AIM OF THE TASK: Find each line containing the string "JSON" and return it.

(Figure contents as structured data)
+++

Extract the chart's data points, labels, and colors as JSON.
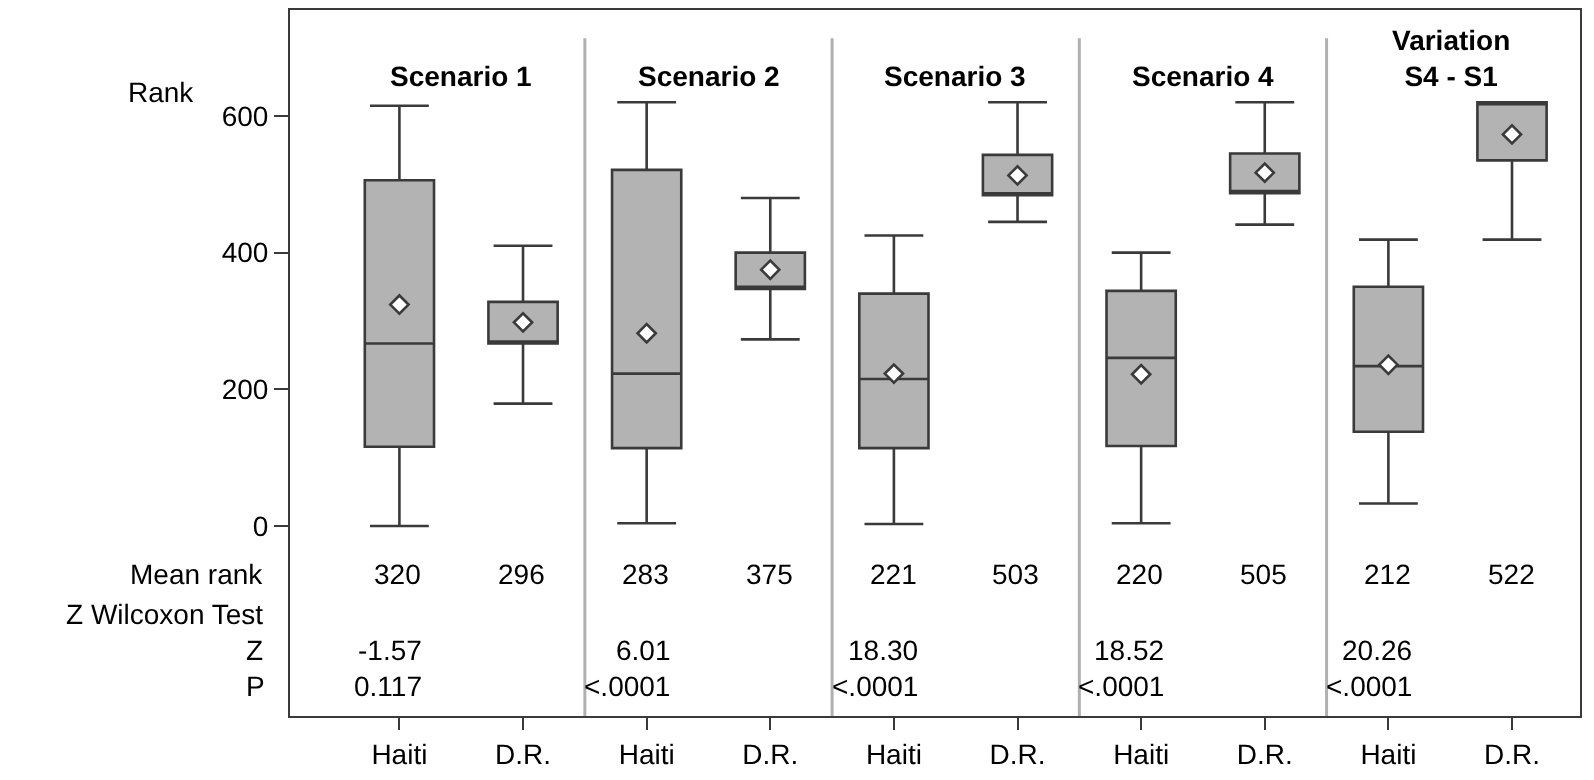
{
  "chart_data": {
    "type": "box",
    "ylabel": "Rank",
    "categories": [
      "Haiti",
      "D.R.",
      "Haiti",
      "D.R.",
      "Haiti",
      "D.R.",
      "Haiti",
      "D.R.",
      "Haiti",
      "D.R."
    ],
    "series": [
      {
        "color": "#b3b3b3",
        "marker": "diamond",
        "boxes": [
          {
            "low": 0,
            "q1": 116,
            "median": 267,
            "q3": 506,
            "high": 615,
            "mean": 324
          },
          {
            "low": 179,
            "q1": 267,
            "median": 267,
            "q3": 328,
            "high": 410,
            "mean": 298
          },
          {
            "low": 4,
            "q1": 114,
            "median": 223,
            "q3": 521,
            "high": 620,
            "mean": 282
          },
          {
            "low": 273,
            "q1": 347,
            "median": 347,
            "q3": 400,
            "high": 480,
            "mean": 375
          },
          {
            "low": 3,
            "q1": 114,
            "median": 215,
            "q3": 340,
            "high": 425,
            "mean": 223
          },
          {
            "low": 445,
            "q1": 484,
            "median": 484,
            "q3": 543,
            "high": 620,
            "mean": 513
          },
          {
            "low": 4,
            "q1": 117,
            "median": 246,
            "q3": 344,
            "high": 400,
            "mean": 222
          },
          {
            "low": 441,
            "q1": 487,
            "median": 487,
            "q3": 545,
            "high": 620,
            "mean": 517
          },
          {
            "low": 33,
            "q1": 138,
            "median": 234,
            "q3": 350,
            "high": 419,
            "mean": 236
          },
          {
            "low": 419,
            "q1": 535,
            "median": 620,
            "q3": 620,
            "high": 620,
            "mean": 573
          }
        ]
      }
    ],
    "ylim": [
      -278,
      755
    ],
    "yticks": [
      0,
      200,
      400,
      600
    ],
    "annotations": [
      "Scenario 1",
      "Scenario 2",
      "Scenario 3",
      "Scenario 4",
      "Variation\nS4 - S1",
      "Mean rank",
      "Z Wilcoxon Test",
      "Z",
      "P",
      "320",
      "296",
      "283",
      "375",
      "221",
      "503",
      "220",
      "505",
      "212",
      "522",
      "-1.57",
      "6.01",
      "18.30",
      "18.52",
      "20.26",
      "0.117",
      "<.0001",
      "<.0001",
      "<.0001",
      "<.0001"
    ]
  }
}
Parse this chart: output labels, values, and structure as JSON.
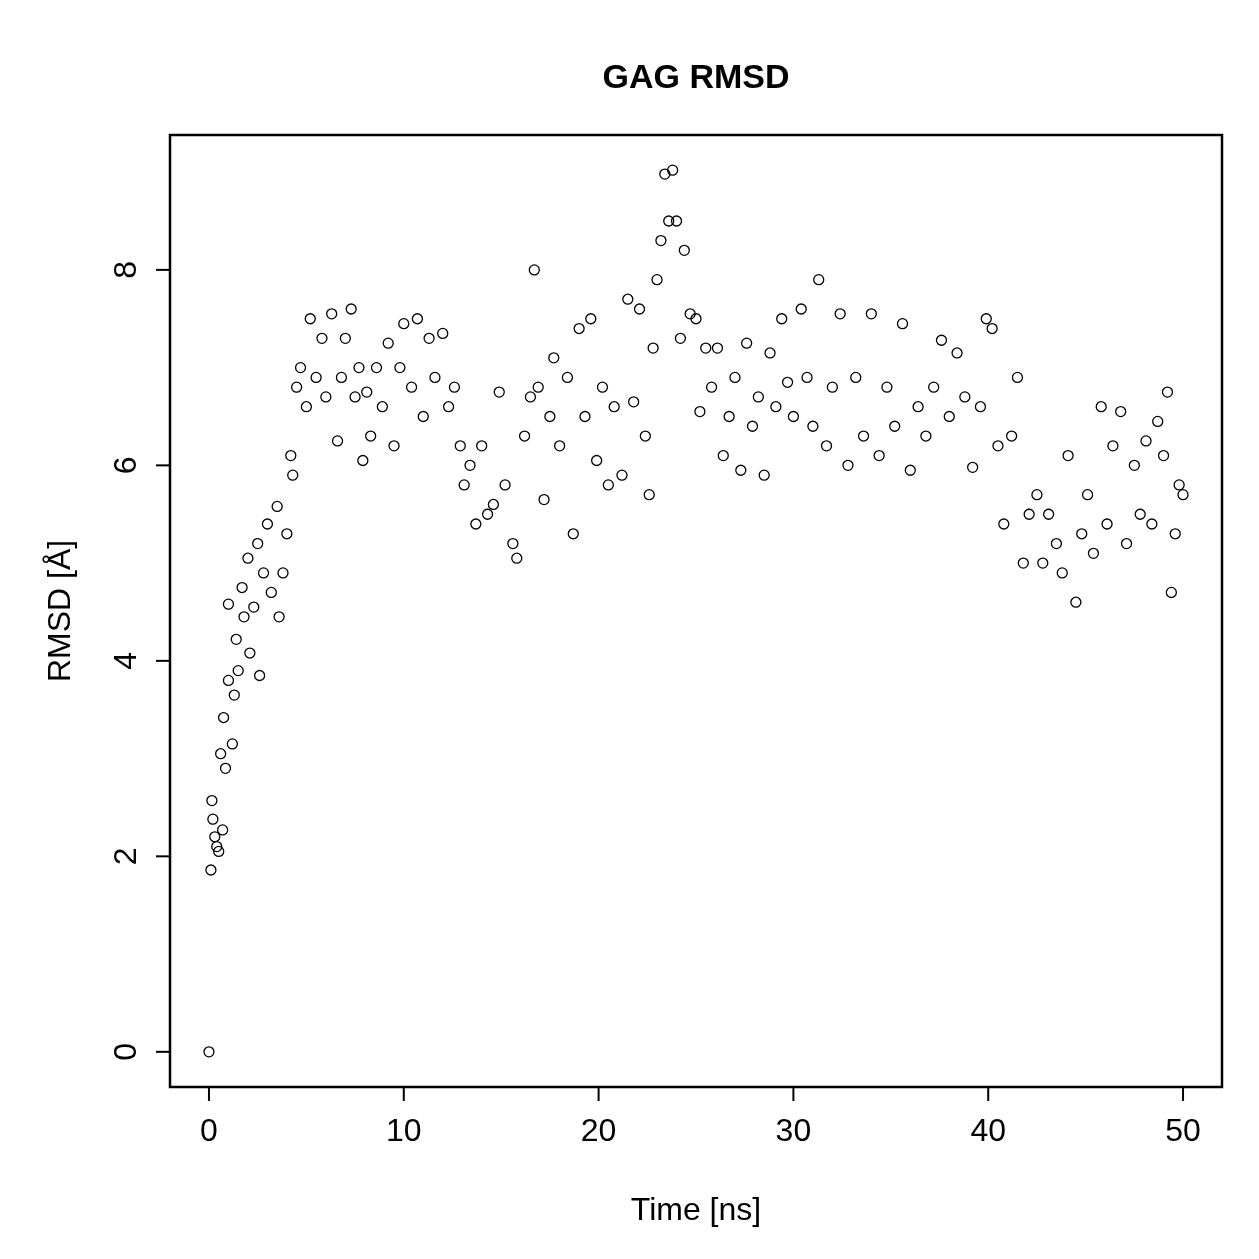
{
  "chart_data": {
    "type": "scatter",
    "title": "GAG RMSD",
    "xlabel": "Time [ns]",
    "ylabel": "RMSD [Å]",
    "xlim": [
      -2,
      52
    ],
    "ylim": [
      -0.36,
      9.38
    ],
    "xticks": [
      0,
      10,
      20,
      30,
      40,
      50
    ],
    "yticks": [
      0,
      2,
      4,
      6,
      8
    ],
    "marker": "circle",
    "series": [
      {
        "color": "#000000",
        "x": [
          0,
          0.1,
          0.15,
          0.2,
          0.3,
          0.4,
          0.5,
          0.6,
          0.7,
          0.75,
          0.85,
          1.0,
          1.0,
          1.2,
          1.3,
          1.4,
          1.5,
          1.7,
          1.8,
          2.0,
          2.1,
          2.3,
          2.5,
          2.6,
          2.8,
          3.0,
          3.2,
          3.5,
          3.6,
          3.8,
          4.0,
          4.2,
          4.3,
          4.5,
          4.7,
          5.0,
          5.2,
          5.5,
          5.8,
          6.0,
          6.3,
          6.6,
          6.8,
          7.0,
          7.3,
          7.5,
          7.7,
          7.9,
          8.1,
          8.3,
          8.6,
          8.9,
          9.2,
          9.5,
          9.8,
          10.0,
          10.4,
          10.7,
          11.0,
          11.3,
          11.6,
          12.0,
          12.3,
          12.6,
          12.9,
          13.1,
          13.4,
          13.7,
          14.0,
          14.3,
          14.6,
          14.9,
          15.2,
          15.6,
          15.8,
          16.2,
          16.5,
          16.7,
          16.9,
          17.2,
          17.5,
          17.7,
          18.0,
          18.4,
          18.7,
          19.0,
          19.3,
          19.6,
          19.9,
          20.2,
          20.5,
          20.8,
          21.2,
          21.5,
          21.8,
          22.1,
          22.4,
          22.6,
          22.8,
          23.0,
          23.2,
          23.4,
          23.6,
          23.8,
          24.0,
          24.2,
          24.4,
          24.7,
          25.0,
          25.2,
          25.5,
          25.8,
          26.1,
          26.4,
          26.7,
          27.0,
          27.3,
          27.6,
          27.9,
          28.2,
          28.5,
          28.8,
          29.1,
          29.4,
          29.7,
          30.0,
          30.4,
          30.7,
          31.0,
          31.3,
          31.7,
          32.0,
          32.4,
          32.8,
          33.2,
          33.6,
          34.0,
          34.4,
          34.8,
          35.2,
          35.6,
          36.0,
          36.4,
          36.8,
          37.2,
          37.6,
          38.0,
          38.4,
          38.8,
          39.2,
          39.6,
          39.9,
          40.2,
          40.5,
          40.8,
          41.2,
          41.5,
          41.8,
          42.1,
          42.5,
          42.8,
          43.1,
          43.5,
          43.8,
          44.1,
          44.5,
          44.8,
          45.1,
          45.4,
          45.8,
          46.1,
          46.4,
          46.8,
          47.1,
          47.5,
          47.8,
          48.1,
          48.4,
          48.7,
          49.0,
          49.2,
          49.4,
          49.6,
          49.8,
          50.0
        ],
        "values": [
          0,
          1.86,
          2.57,
          2.38,
          2.2,
          2.1,
          2.05,
          3.05,
          2.27,
          3.42,
          2.9,
          3.8,
          4.58,
          3.15,
          3.65,
          4.22,
          3.9,
          4.75,
          4.45,
          5.05,
          4.08,
          4.55,
          5.2,
          3.85,
          4.9,
          5.4,
          4.7,
          5.58,
          4.45,
          4.9,
          5.3,
          6.1,
          5.9,
          6.8,
          7.0,
          6.6,
          7.5,
          6.9,
          7.3,
          6.7,
          7.55,
          6.25,
          6.9,
          7.3,
          7.6,
          6.7,
          7.0,
          6.05,
          6.75,
          6.3,
          7.0,
          6.6,
          7.25,
          6.2,
          7.0,
          7.45,
          6.8,
          7.5,
          6.5,
          7.3,
          6.9,
          7.35,
          6.6,
          6.8,
          6.2,
          5.8,
          6.0,
          5.4,
          6.2,
          5.5,
          5.6,
          6.75,
          5.8,
          5.2,
          5.05,
          6.3,
          6.7,
          8.0,
          6.8,
          5.65,
          6.5,
          7.1,
          6.2,
          6.9,
          5.3,
          7.4,
          6.5,
          7.5,
          6.05,
          6.8,
          5.8,
          6.6,
          5.9,
          7.7,
          6.65,
          7.6,
          6.3,
          5.7,
          7.2,
          7.9,
          8.3,
          8.98,
          8.5,
          9.02,
          8.5,
          7.3,
          8.2,
          7.55,
          7.5,
          6.55,
          7.2,
          6.8,
          7.2,
          6.1,
          6.5,
          6.9,
          5.95,
          7.25,
          6.4,
          6.7,
          5.9,
          7.15,
          6.6,
          7.5,
          6.85,
          6.5,
          7.6,
          6.9,
          6.4,
          7.9,
          6.2,
          6.8,
          7.55,
          6.0,
          6.9,
          6.3,
          7.55,
          6.1,
          6.8,
          6.4,
          7.45,
          5.95,
          6.6,
          6.3,
          6.8,
          7.28,
          6.5,
          7.15,
          6.7,
          5.98,
          6.6,
          7.5,
          7.4,
          6.2,
          5.4,
          6.3,
          6.9,
          5.0,
          5.5,
          5.7,
          5.0,
          5.5,
          5.2,
          4.9,
          6.1,
          4.6,
          5.3,
          5.7,
          5.1,
          6.6,
          5.4,
          6.2,
          6.55,
          5.2,
          6.0,
          5.5,
          6.25,
          5.4,
          6.45,
          6.1,
          6.75,
          4.7,
          5.3,
          5.8,
          5.7
        ]
      }
    ]
  }
}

+++

RESPONSE TO THE EXERCISE:
Extract the chart's data points, labels, and colors as JSON.
Parse this chart: output labels, values, and structure as JSON.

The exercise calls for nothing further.